■ **The problem**:
Look through the listing below and report how many lines contain "color", as a bare number.

----- Data provided -----

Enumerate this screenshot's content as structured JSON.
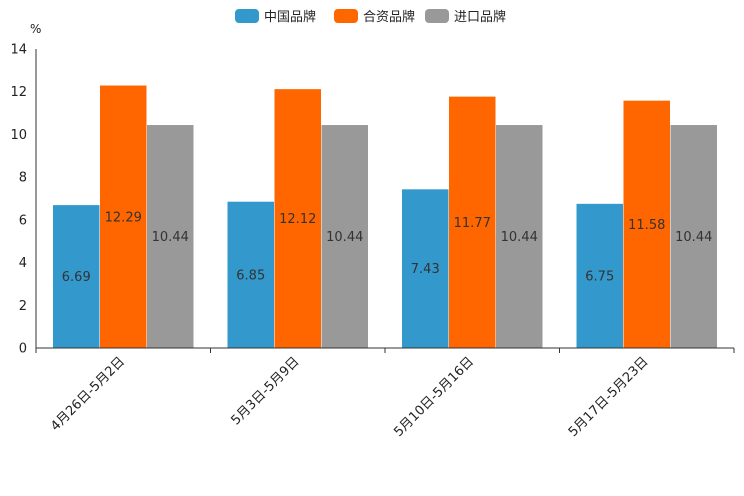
{
  "chart_data": {
    "type": "bar",
    "title": "",
    "xlabel": "",
    "ylabel": "%",
    "ylim": [
      0,
      14
    ],
    "yticks": [
      0,
      2,
      4,
      6,
      8,
      10,
      12,
      14
    ],
    "grid": false,
    "legend_position": "top-center",
    "categories": [
      "4月26日-5月2日",
      "5月3日-5月9日",
      "5月10日-5月16日",
      "5月17日-5月23日"
    ],
    "series": [
      {
        "name": "中国品牌",
        "color": "#3399CC",
        "values": [
          6.69,
          6.85,
          7.43,
          6.75
        ]
      },
      {
        "name": "合资品牌",
        "color": "#FF6600",
        "values": [
          12.29,
          12.12,
          11.77,
          11.58
        ]
      },
      {
        "name": "进口品牌",
        "color": "#999999",
        "values": [
          10.44,
          10.44,
          10.44,
          10.44
        ]
      }
    ]
  }
}
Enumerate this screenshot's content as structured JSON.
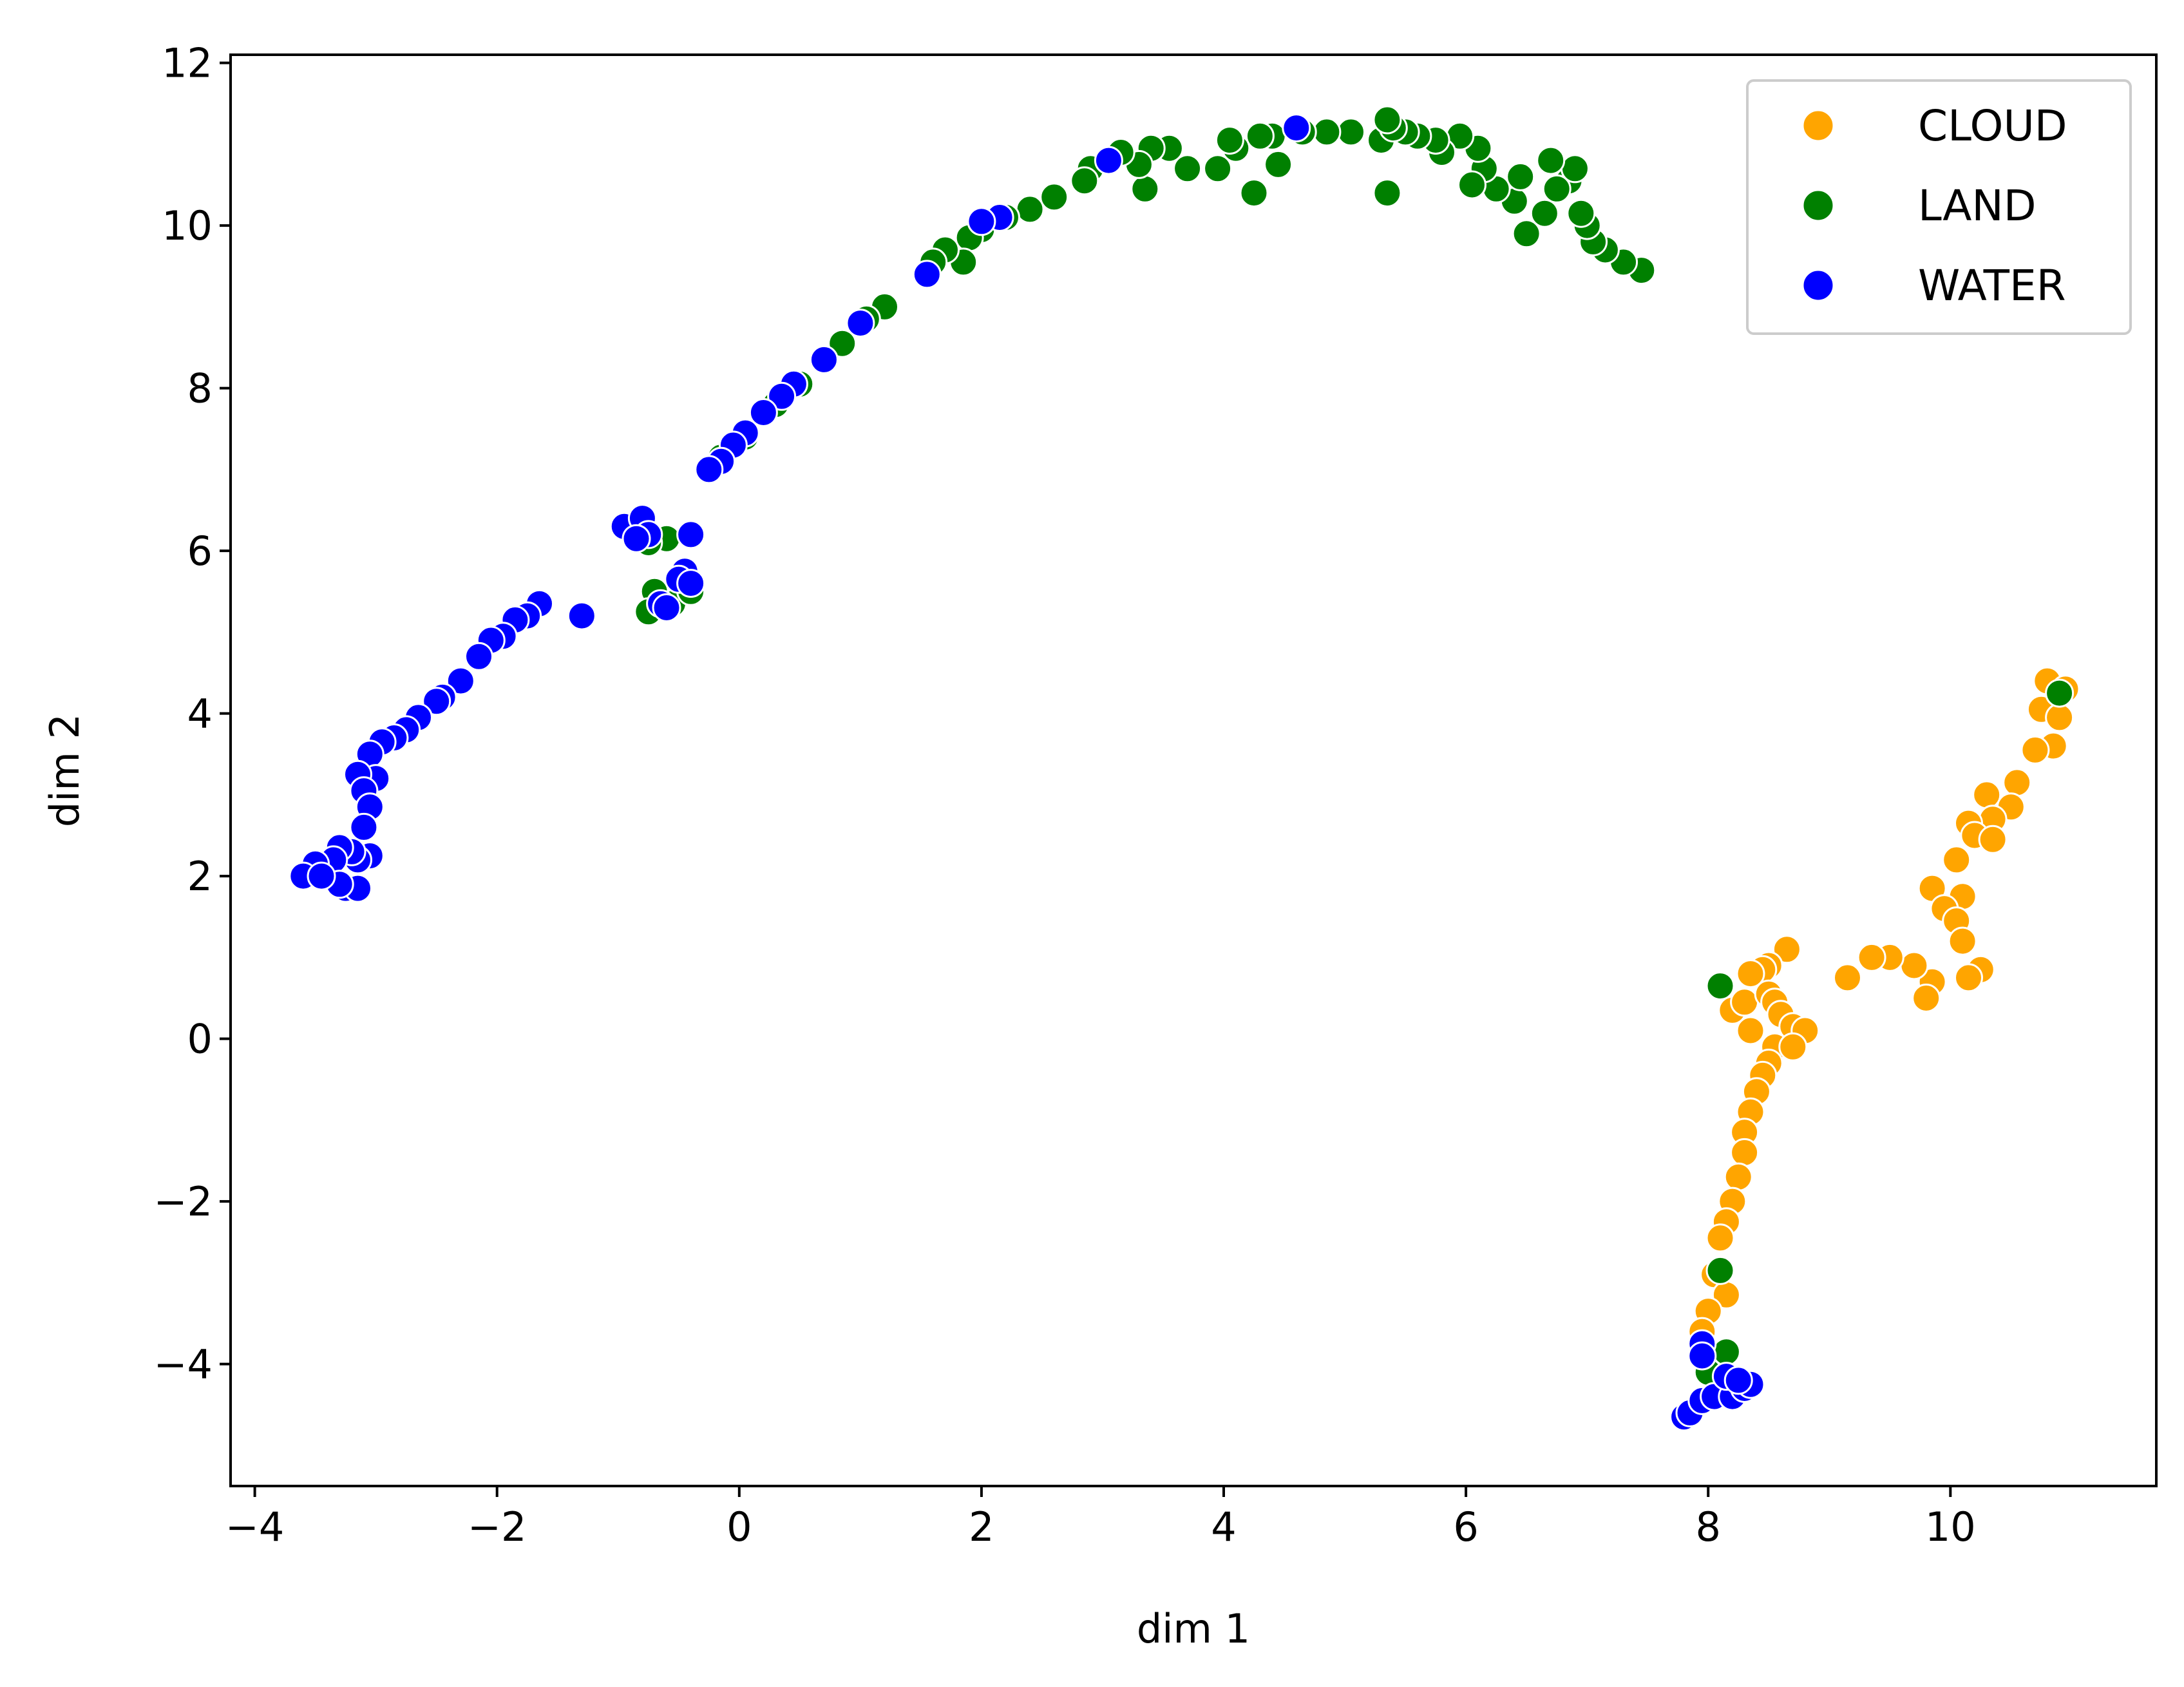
{
  "chart_data": {
    "type": "scatter",
    "title": "",
    "xlabel": "dim 1",
    "ylabel": "dim 2",
    "xlim": [
      -4.2,
      11.7
    ],
    "ylim": [
      -5.5,
      12.1
    ],
    "x_ticks": [
      -4,
      -2,
      0,
      2,
      4,
      6,
      8,
      10
    ],
    "x_tick_labels": [
      "−4",
      "−2",
      "0",
      "2",
      "4",
      "6",
      "8",
      "10"
    ],
    "y_ticks": [
      -4,
      -2,
      0,
      2,
      4,
      6,
      8,
      10,
      12
    ],
    "y_tick_labels": [
      "−4",
      "−2",
      "0",
      "2",
      "4",
      "6",
      "8",
      "10",
      "12"
    ],
    "grid": false,
    "legend_position": "top-right",
    "series": [
      {
        "name": "CLOUD",
        "color": "#ffa500",
        "points": [
          [
            10.8,
            4.4
          ],
          [
            10.95,
            4.3
          ],
          [
            10.75,
            4.05
          ],
          [
            10.9,
            3.95
          ],
          [
            10.85,
            3.6
          ],
          [
            10.7,
            3.55
          ],
          [
            10.55,
            3.15
          ],
          [
            10.5,
            2.85
          ],
          [
            10.3,
            3.0
          ],
          [
            10.35,
            2.7
          ],
          [
            10.15,
            2.65
          ],
          [
            10.2,
            2.5
          ],
          [
            10.35,
            2.45
          ],
          [
            10.05,
            2.2
          ],
          [
            10.1,
            1.75
          ],
          [
            9.85,
            1.85
          ],
          [
            9.95,
            1.6
          ],
          [
            10.05,
            1.45
          ],
          [
            10.1,
            1.2
          ],
          [
            10.25,
            0.85
          ],
          [
            10.15,
            0.75
          ],
          [
            9.85,
            0.7
          ],
          [
            9.8,
            0.5
          ],
          [
            9.7,
            0.9
          ],
          [
            9.5,
            1.0
          ],
          [
            9.35,
            1.0
          ],
          [
            9.15,
            0.75
          ],
          [
            8.65,
            1.1
          ],
          [
            8.5,
            0.9
          ],
          [
            8.45,
            0.85
          ],
          [
            8.35,
            0.8
          ],
          [
            8.2,
            0.35
          ],
          [
            8.3,
            0.45
          ],
          [
            8.5,
            0.55
          ],
          [
            8.55,
            0.45
          ],
          [
            8.35,
            0.1
          ],
          [
            8.6,
            0.3
          ],
          [
            8.7,
            0.15
          ],
          [
            8.8,
            0.1
          ],
          [
            8.55,
            -0.1
          ],
          [
            8.7,
            -0.1
          ],
          [
            8.5,
            -0.3
          ],
          [
            8.45,
            -0.45
          ],
          [
            8.4,
            -0.65
          ],
          [
            8.35,
            -0.9
          ],
          [
            8.3,
            -1.15
          ],
          [
            8.3,
            -1.4
          ],
          [
            8.25,
            -1.7
          ],
          [
            8.2,
            -2.0
          ],
          [
            8.15,
            -2.25
          ],
          [
            8.1,
            -2.45
          ],
          [
            8.05,
            -2.9
          ],
          [
            8.15,
            -3.15
          ],
          [
            8.0,
            -3.35
          ],
          [
            7.95,
            -3.6
          ],
          [
            8.05,
            -4.05
          ],
          [
            8.1,
            -4.15
          ]
        ]
      },
      {
        "name": "LAND",
        "color": "#008000",
        "points": [
          [
            7.45,
            9.45
          ],
          [
            7.3,
            9.55
          ],
          [
            7.15,
            9.7
          ],
          [
            7.05,
            9.8
          ],
          [
            7.0,
            10.0
          ],
          [
            6.95,
            10.15
          ],
          [
            6.85,
            10.55
          ],
          [
            6.9,
            10.7
          ],
          [
            6.7,
            10.8
          ],
          [
            6.75,
            10.45
          ],
          [
            6.65,
            10.15
          ],
          [
            6.5,
            9.9
          ],
          [
            6.4,
            10.3
          ],
          [
            6.45,
            10.6
          ],
          [
            6.25,
            10.45
          ],
          [
            6.15,
            10.7
          ],
          [
            6.05,
            10.5
          ],
          [
            6.1,
            10.95
          ],
          [
            5.95,
            11.1
          ],
          [
            5.8,
            10.9
          ],
          [
            5.75,
            11.05
          ],
          [
            5.6,
            11.1
          ],
          [
            5.5,
            11.15
          ],
          [
            5.35,
            10.4
          ],
          [
            5.3,
            11.05
          ],
          [
            5.4,
            11.2
          ],
          [
            5.35,
            11.3
          ],
          [
            5.05,
            11.15
          ],
          [
            4.85,
            11.15
          ],
          [
            4.65,
            11.15
          ],
          [
            4.45,
            10.75
          ],
          [
            4.4,
            11.1
          ],
          [
            4.3,
            11.1
          ],
          [
            4.25,
            10.4
          ],
          [
            4.1,
            10.95
          ],
          [
            4.05,
            11.05
          ],
          [
            3.95,
            10.7
          ],
          [
            3.7,
            10.7
          ],
          [
            3.55,
            10.95
          ],
          [
            3.4,
            10.95
          ],
          [
            3.35,
            10.45
          ],
          [
            3.3,
            10.75
          ],
          [
            3.15,
            10.9
          ],
          [
            2.9,
            10.7
          ],
          [
            2.85,
            10.55
          ],
          [
            2.6,
            10.35
          ],
          [
            2.4,
            10.2
          ],
          [
            2.2,
            10.1
          ],
          [
            2.0,
            9.95
          ],
          [
            1.9,
            9.85
          ],
          [
            1.85,
            9.55
          ],
          [
            1.7,
            9.7
          ],
          [
            1.6,
            9.55
          ],
          [
            1.2,
            9.0
          ],
          [
            1.05,
            8.85
          ],
          [
            0.85,
            8.55
          ],
          [
            0.5,
            8.05
          ],
          [
            0.3,
            7.8
          ],
          [
            0.05,
            7.4
          ],
          [
            -0.15,
            7.15
          ],
          [
            -0.6,
            6.15
          ],
          [
            -0.7,
            5.5
          ],
          [
            -0.75,
            6.1
          ],
          [
            -0.75,
            5.25
          ],
          [
            -0.55,
            5.35
          ],
          [
            -0.4,
            5.5
          ],
          [
            8.1,
            0.65
          ],
          [
            8.1,
            -2.85
          ],
          [
            8.15,
            -3.85
          ],
          [
            8.0,
            -4.1
          ],
          [
            10.9,
            4.25
          ]
        ]
      },
      {
        "name": "WATER",
        "color": "#0000ff",
        "points": [
          [
            4.6,
            11.2
          ],
          [
            3.05,
            10.8
          ],
          [
            2.15,
            10.1
          ],
          [
            2.0,
            10.05
          ],
          [
            1.55,
            9.4
          ],
          [
            1.0,
            8.8
          ],
          [
            0.7,
            8.35
          ],
          [
            0.45,
            8.05
          ],
          [
            0.35,
            7.9
          ],
          [
            0.2,
            7.7
          ],
          [
            0.05,
            7.45
          ],
          [
            -0.05,
            7.3
          ],
          [
            -0.15,
            7.1
          ],
          [
            -0.25,
            7.0
          ],
          [
            -0.95,
            6.3
          ],
          [
            -0.8,
            6.4
          ],
          [
            -0.75,
            6.2
          ],
          [
            -0.85,
            6.15
          ],
          [
            -0.4,
            6.2
          ],
          [
            -0.45,
            5.75
          ],
          [
            -0.5,
            5.65
          ],
          [
            -0.4,
            5.6
          ],
          [
            -0.65,
            5.35
          ],
          [
            -0.6,
            5.3
          ],
          [
            -1.3,
            5.2
          ],
          [
            -1.65,
            5.35
          ],
          [
            -1.75,
            5.2
          ],
          [
            -1.85,
            5.15
          ],
          [
            -1.95,
            4.95
          ],
          [
            -2.05,
            4.9
          ],
          [
            -2.15,
            4.7
          ],
          [
            -2.3,
            4.4
          ],
          [
            -2.45,
            4.2
          ],
          [
            -2.5,
            4.15
          ],
          [
            -2.65,
            3.95
          ],
          [
            -2.75,
            3.8
          ],
          [
            -2.85,
            3.7
          ],
          [
            -2.95,
            3.65
          ],
          [
            -3.05,
            3.5
          ],
          [
            -3.0,
            3.2
          ],
          [
            -3.15,
            3.25
          ],
          [
            -3.1,
            3.05
          ],
          [
            -3.05,
            2.85
          ],
          [
            -3.1,
            2.6
          ],
          [
            -3.05,
            2.25
          ],
          [
            -3.15,
            2.2
          ],
          [
            -3.2,
            2.3
          ],
          [
            -3.3,
            2.35
          ],
          [
            -3.35,
            2.2
          ],
          [
            -3.25,
            1.85
          ],
          [
            -3.15,
            1.85
          ],
          [
            -3.3,
            1.9
          ],
          [
            -3.5,
            2.15
          ],
          [
            -3.6,
            2.0
          ],
          [
            -3.45,
            2.0
          ],
          [
            7.8,
            -4.65
          ],
          [
            7.85,
            -4.6
          ],
          [
            7.95,
            -4.45
          ],
          [
            8.05,
            -4.4
          ],
          [
            8.2,
            -4.4
          ],
          [
            8.3,
            -4.3
          ],
          [
            8.35,
            -4.25
          ],
          [
            8.15,
            -4.15
          ],
          [
            8.25,
            -4.2
          ],
          [
            7.95,
            -3.75
          ],
          [
            7.95,
            -3.9
          ]
        ]
      }
    ]
  }
}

-----

■ **Solution**:
6